Set task: Type out every line below exactly as it reads.

Input:
============
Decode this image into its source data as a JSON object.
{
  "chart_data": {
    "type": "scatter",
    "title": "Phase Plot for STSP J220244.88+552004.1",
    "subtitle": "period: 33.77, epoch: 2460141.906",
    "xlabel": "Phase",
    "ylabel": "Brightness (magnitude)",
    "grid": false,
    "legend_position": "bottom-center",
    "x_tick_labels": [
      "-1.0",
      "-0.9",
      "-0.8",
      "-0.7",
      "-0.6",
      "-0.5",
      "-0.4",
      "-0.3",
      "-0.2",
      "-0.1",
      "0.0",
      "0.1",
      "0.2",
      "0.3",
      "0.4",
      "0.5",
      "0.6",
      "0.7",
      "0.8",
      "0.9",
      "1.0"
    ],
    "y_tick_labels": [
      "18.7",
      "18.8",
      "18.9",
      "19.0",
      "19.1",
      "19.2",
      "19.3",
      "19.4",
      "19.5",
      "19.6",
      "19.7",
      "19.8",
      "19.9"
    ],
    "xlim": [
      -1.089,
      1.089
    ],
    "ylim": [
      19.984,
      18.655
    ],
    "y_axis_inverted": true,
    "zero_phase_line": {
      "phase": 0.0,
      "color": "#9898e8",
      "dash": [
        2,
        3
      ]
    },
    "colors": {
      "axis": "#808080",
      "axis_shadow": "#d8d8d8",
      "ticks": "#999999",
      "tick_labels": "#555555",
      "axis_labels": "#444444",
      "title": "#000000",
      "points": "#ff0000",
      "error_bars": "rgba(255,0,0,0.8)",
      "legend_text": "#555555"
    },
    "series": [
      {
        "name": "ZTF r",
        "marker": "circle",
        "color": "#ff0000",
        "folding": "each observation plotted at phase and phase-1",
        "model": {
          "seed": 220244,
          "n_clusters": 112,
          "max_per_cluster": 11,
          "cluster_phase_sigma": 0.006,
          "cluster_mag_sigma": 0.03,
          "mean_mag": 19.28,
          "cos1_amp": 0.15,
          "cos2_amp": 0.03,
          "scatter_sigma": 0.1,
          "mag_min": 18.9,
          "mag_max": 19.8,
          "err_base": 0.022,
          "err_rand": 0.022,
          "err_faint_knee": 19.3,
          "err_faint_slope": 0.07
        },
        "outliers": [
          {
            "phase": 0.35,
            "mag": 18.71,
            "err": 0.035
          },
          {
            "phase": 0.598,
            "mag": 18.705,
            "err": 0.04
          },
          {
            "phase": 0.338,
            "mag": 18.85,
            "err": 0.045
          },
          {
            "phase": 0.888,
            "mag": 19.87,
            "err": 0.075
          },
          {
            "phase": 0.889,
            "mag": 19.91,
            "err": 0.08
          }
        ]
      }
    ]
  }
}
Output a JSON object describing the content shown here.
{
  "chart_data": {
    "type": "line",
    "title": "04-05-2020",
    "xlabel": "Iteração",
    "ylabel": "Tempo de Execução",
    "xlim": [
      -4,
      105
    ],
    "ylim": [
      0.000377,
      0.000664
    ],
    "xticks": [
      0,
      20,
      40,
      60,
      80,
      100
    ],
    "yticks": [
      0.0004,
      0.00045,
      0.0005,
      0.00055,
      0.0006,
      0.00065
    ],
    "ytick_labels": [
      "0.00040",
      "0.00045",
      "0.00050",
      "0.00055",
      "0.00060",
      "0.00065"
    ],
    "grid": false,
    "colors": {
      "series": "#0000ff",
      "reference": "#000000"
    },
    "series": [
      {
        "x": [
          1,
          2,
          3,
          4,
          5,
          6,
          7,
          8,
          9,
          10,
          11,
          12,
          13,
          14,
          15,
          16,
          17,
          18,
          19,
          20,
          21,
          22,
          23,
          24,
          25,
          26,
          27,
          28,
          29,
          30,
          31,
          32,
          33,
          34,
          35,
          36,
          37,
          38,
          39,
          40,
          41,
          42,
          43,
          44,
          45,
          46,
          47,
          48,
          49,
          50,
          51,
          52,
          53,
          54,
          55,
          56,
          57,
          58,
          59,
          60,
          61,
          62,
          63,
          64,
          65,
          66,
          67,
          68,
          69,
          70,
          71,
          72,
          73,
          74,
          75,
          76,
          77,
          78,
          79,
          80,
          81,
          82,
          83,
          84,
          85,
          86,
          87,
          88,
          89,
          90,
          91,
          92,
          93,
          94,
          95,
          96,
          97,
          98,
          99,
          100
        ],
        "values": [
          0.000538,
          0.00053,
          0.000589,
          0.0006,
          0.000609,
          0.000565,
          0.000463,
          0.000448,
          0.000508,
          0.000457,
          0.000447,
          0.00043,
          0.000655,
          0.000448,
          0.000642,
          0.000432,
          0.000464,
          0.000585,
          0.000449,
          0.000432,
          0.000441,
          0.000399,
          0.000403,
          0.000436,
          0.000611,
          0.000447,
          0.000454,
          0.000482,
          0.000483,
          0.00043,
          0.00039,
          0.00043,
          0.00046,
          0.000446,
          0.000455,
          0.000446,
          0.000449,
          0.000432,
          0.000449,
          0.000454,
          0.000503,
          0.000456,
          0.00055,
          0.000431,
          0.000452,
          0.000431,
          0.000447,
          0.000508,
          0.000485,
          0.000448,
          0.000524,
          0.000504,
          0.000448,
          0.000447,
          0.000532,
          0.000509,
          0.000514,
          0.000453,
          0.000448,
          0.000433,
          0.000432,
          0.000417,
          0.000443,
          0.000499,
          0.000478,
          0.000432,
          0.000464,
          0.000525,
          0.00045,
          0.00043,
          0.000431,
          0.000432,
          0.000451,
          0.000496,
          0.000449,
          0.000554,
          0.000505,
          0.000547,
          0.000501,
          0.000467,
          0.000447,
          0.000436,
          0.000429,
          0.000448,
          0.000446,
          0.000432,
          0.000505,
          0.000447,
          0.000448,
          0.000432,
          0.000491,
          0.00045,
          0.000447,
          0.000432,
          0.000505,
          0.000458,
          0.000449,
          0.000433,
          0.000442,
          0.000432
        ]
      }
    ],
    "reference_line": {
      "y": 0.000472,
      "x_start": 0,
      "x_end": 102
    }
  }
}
============
Task solution:
Decode this image into its source data as a JSON object.
{
  "chart_data": {
    "type": "scatter",
    "title": "Phase Plot for STSP J220244.88+552004.1",
    "subtitle": "period: 33.77, epoch: 2460141.906",
    "xlabel": "Phase",
    "ylabel": "Brightness (magnitude)",
    "grid": false,
    "legend_position": "bottom-center",
    "x_tick_labels": [
      "-1.0",
      "-0.9",
      "-0.8",
      "-0.7",
      "-0.6",
      "-0.5",
      "-0.4",
      "-0.3",
      "-0.2",
      "-0.1",
      "0.0",
      "0.1",
      "0.2",
      "0.3",
      "0.4",
      "0.5",
      "0.6",
      "0.7",
      "0.8",
      "0.9",
      "1.0"
    ],
    "y_tick_labels": [
      "18.7",
      "18.8",
      "18.9",
      "19.0",
      "19.1",
      "19.2",
      "19.3",
      "19.4",
      "19.5",
      "19.6",
      "19.7",
      "19.8",
      "19.9"
    ],
    "xlim": [
      -1.089,
      1.089
    ],
    "ylim": [
      19.984,
      18.655
    ],
    "y_axis_inverted": true,
    "zero_phase_line": {
      "phase": 0.0,
      "color": "#9898e8",
      "dash": [
        2,
        3
      ]
    },
    "colors": {
      "axis": "#808080",
      "axis_shadow": "#d8d8d8",
      "ticks": "#999999",
      "tick_labels": "#555555",
      "axis_labels": "#444444",
      "title": "#000000",
      "points": "#ff0000",
      "error_bars": "rgba(255,0,0,0.8)",
      "legend_text": "#555555"
    },
    "series": [
      {
        "name": "ZTF r",
        "marker": "circle",
        "color": "#ff0000",
        "folding": "each observation plotted at phase and phase-1",
        "model": {
          "seed": 220244,
          "n_clusters": 112,
          "max_per_cluster": 11,
          "cluster_phase_sigma": 0.006,
          "cluster_mag_sigma": 0.03,
          "mean_mag": 19.28,
          "cos1_amp": 0.15,
          "cos2_amp": 0.03,
          "scatter_sigma": 0.1,
          "mag_min": 18.9,
          "mag_max": 19.8,
          "err_base": 0.022,
          "err_rand": 0.022,
          "err_faint_knee": 19.3,
          "err_faint_slope": 0.07
        },
        "outliers": [
          {
            "phase": 0.35,
            "mag": 18.71,
            "err": 0.035
          },
          {
            "phase": 0.598,
            "mag": 18.705,
            "err": 0.04
          },
          {
            "phase": 0.338,
            "mag": 18.85,
            "err": 0.045
          },
          {
            "phase": 0.888,
            "mag": 19.87,
            "err": 0.075
          },
          {
            "phase": 0.889,
            "mag": 19.91,
            "err": 0.08
          }
        ]
      }
    ]
  }
}
Output a JSON object describing the content shown here.
{
  "chart_data": {
    "type": "line",
    "title": "04-05-2020",
    "xlabel": "Iteração",
    "ylabel": "Tempo de Execução",
    "xlim": [
      -4,
      105
    ],
    "ylim": [
      0.000377,
      0.000664
    ],
    "xticks": [
      0,
      20,
      40,
      60,
      80,
      100
    ],
    "yticks": [
      0.0004,
      0.00045,
      0.0005,
      0.00055,
      0.0006,
      0.00065
    ],
    "ytick_labels": [
      "0.00040",
      "0.00045",
      "0.00050",
      "0.00055",
      "0.00060",
      "0.00065"
    ],
    "grid": false,
    "colors": {
      "series": "#0000ff",
      "reference": "#000000"
    },
    "series": [
      {
        "x": [
          1,
          2,
          3,
          4,
          5,
          6,
          7,
          8,
          9,
          10,
          11,
          12,
          13,
          14,
          15,
          16,
          17,
          18,
          19,
          20,
          21,
          22,
          23,
          24,
          25,
          26,
          27,
          28,
          29,
          30,
          31,
          32,
          33,
          34,
          35,
          36,
          37,
          38,
          39,
          40,
          41,
          42,
          43,
          44,
          45,
          46,
          47,
          48,
          49,
          50,
          51,
          52,
          53,
          54,
          55,
          56,
          57,
          58,
          59,
          60,
          61,
          62,
          63,
          64,
          65,
          66,
          67,
          68,
          69,
          70,
          71,
          72,
          73,
          74,
          75,
          76,
          77,
          78,
          79,
          80,
          81,
          82,
          83,
          84,
          85,
          86,
          87,
          88,
          89,
          90,
          91,
          92,
          93,
          94,
          95,
          96,
          97,
          98,
          99,
          100
        ],
        "values": [
          0.000538,
          0.00053,
          0.000589,
          0.0006,
          0.000609,
          0.000565,
          0.000463,
          0.000448,
          0.000508,
          0.000457,
          0.000447,
          0.00043,
          0.000655,
          0.000448,
          0.000642,
          0.000432,
          0.000464,
          0.000585,
          0.000449,
          0.000432,
          0.000441,
          0.000399,
          0.000403,
          0.000436,
          0.000611,
          0.000447,
          0.000454,
          0.000482,
          0.000483,
          0.00043,
          0.00039,
          0.00043,
          0.00046,
          0.000446,
          0.000455,
          0.000446,
          0.000449,
          0.000432,
          0.000449,
          0.000454,
          0.000503,
          0.000456,
          0.00055,
          0.000431,
          0.000452,
          0.000431,
          0.000447,
          0.000508,
          0.000485,
          0.000448,
          0.000524,
          0.000504,
          0.000448,
          0.000447,
          0.000532,
          0.000509,
          0.000514,
          0.000453,
          0.000448,
          0.000433,
          0.000432,
          0.000417,
          0.000443,
          0.000499,
          0.000478,
          0.000432,
          0.000464,
          0.000525,
          0.00045,
          0.00043,
          0.000431,
          0.000432,
          0.000451,
          0.000496,
          0.000449,
          0.000554,
          0.000505,
          0.000547,
          0.000501,
          0.000467,
          0.000447,
          0.000436,
          0.000429,
          0.000448,
          0.000446,
          0.000432,
          0.000505,
          0.000447,
          0.000448,
          0.000432,
          0.000491,
          0.00045,
          0.000447,
          0.000432,
          0.000505,
          0.000458,
          0.000449,
          0.000433,
          0.000442,
          0.000432
        ]
      }
    ],
    "reference_line": {
      "y": 0.000472,
      "x_start": 0,
      "x_end": 102
    }
  }
}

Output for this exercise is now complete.